··· Given entries ···
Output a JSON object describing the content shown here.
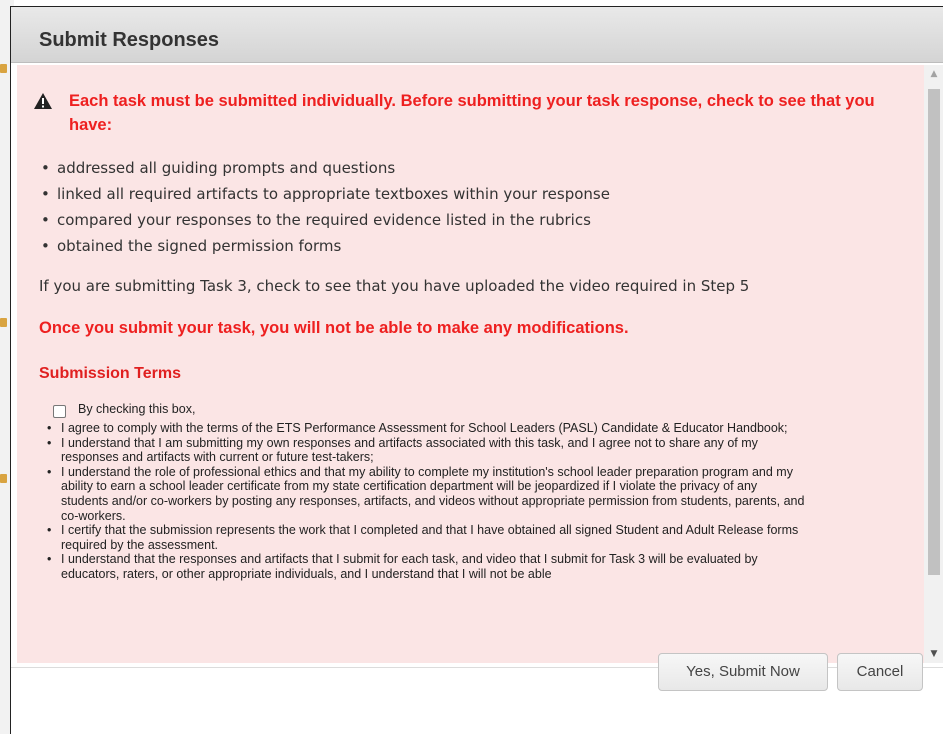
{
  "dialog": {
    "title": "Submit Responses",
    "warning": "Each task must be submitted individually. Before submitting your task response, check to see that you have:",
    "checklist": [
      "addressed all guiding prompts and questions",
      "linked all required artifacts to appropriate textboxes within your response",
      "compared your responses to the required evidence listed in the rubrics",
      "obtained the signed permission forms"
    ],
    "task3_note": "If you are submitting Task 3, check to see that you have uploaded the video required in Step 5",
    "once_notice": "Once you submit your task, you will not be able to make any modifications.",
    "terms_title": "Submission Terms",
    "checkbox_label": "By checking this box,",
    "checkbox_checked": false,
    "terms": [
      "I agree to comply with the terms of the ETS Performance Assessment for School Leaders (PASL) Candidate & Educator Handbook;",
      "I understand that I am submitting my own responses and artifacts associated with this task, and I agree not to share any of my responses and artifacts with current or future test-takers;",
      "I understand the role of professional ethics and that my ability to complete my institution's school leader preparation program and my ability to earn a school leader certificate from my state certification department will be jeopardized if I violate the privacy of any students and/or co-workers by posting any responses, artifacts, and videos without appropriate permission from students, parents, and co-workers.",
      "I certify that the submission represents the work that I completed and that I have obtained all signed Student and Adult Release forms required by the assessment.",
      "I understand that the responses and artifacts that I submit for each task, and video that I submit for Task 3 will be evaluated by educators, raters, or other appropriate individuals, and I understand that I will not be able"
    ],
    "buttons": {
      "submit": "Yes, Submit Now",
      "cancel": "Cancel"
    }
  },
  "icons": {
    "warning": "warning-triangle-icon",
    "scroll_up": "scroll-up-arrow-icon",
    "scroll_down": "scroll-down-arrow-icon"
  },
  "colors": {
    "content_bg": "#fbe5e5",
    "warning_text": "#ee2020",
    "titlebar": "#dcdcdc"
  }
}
···
◆ Exercise details
Leave out the pictures, and give all the records again exactly.

◆ Solution to this task
Output a JSON object describing the content shown here.
{
  "dialog": {
    "title": "Submit Responses",
    "warning": "Each task must be submitted individually. Before submitting your task response, check to see that you have:",
    "checklist": [
      "addressed all guiding prompts and questions",
      "linked all required artifacts to appropriate textboxes within your response",
      "compared your responses to the required evidence listed in the rubrics",
      "obtained the signed permission forms"
    ],
    "task3_note": "If you are submitting Task 3, check to see that you have uploaded the video required in Step 5",
    "once_notice": "Once you submit your task, you will not be able to make any modifications.",
    "terms_title": "Submission Terms",
    "checkbox_label": "By checking this box,",
    "checkbox_checked": false,
    "terms": [
      "I agree to comply with the terms of the ETS Performance Assessment for School Leaders (PASL) Candidate & Educator Handbook;",
      "I understand that I am submitting my own responses and artifacts associated with this task, and I agree not to share any of my responses and artifacts with current or future test-takers;",
      "I understand the role of professional ethics and that my ability to complete my institution's school leader preparation program and my ability to earn a school leader certificate from my state certification department will be jeopardized if I violate the privacy of any students and/or co-workers by posting any responses, artifacts, and videos without appropriate permission from students, parents, and co-workers.",
      "I certify that the submission represents the work that I completed and that I have obtained all signed Student and Adult Release forms required by the assessment.",
      "I understand that the responses and artifacts that I submit for each task, and video that I submit for Task 3 will be evaluated by educators, raters, or other appropriate individuals, and I understand that I will not be able"
    ],
    "buttons": {
      "submit": "Yes, Submit Now",
      "cancel": "Cancel"
    }
  },
  "icons": {
    "warning": "warning-triangle-icon",
    "scroll_up": "scroll-up-arrow-icon",
    "scroll_down": "scroll-down-arrow-icon"
  },
  "colors": {
    "content_bg": "#fbe5e5",
    "warning_text": "#ee2020",
    "titlebar": "#dcdcdc"
  }
}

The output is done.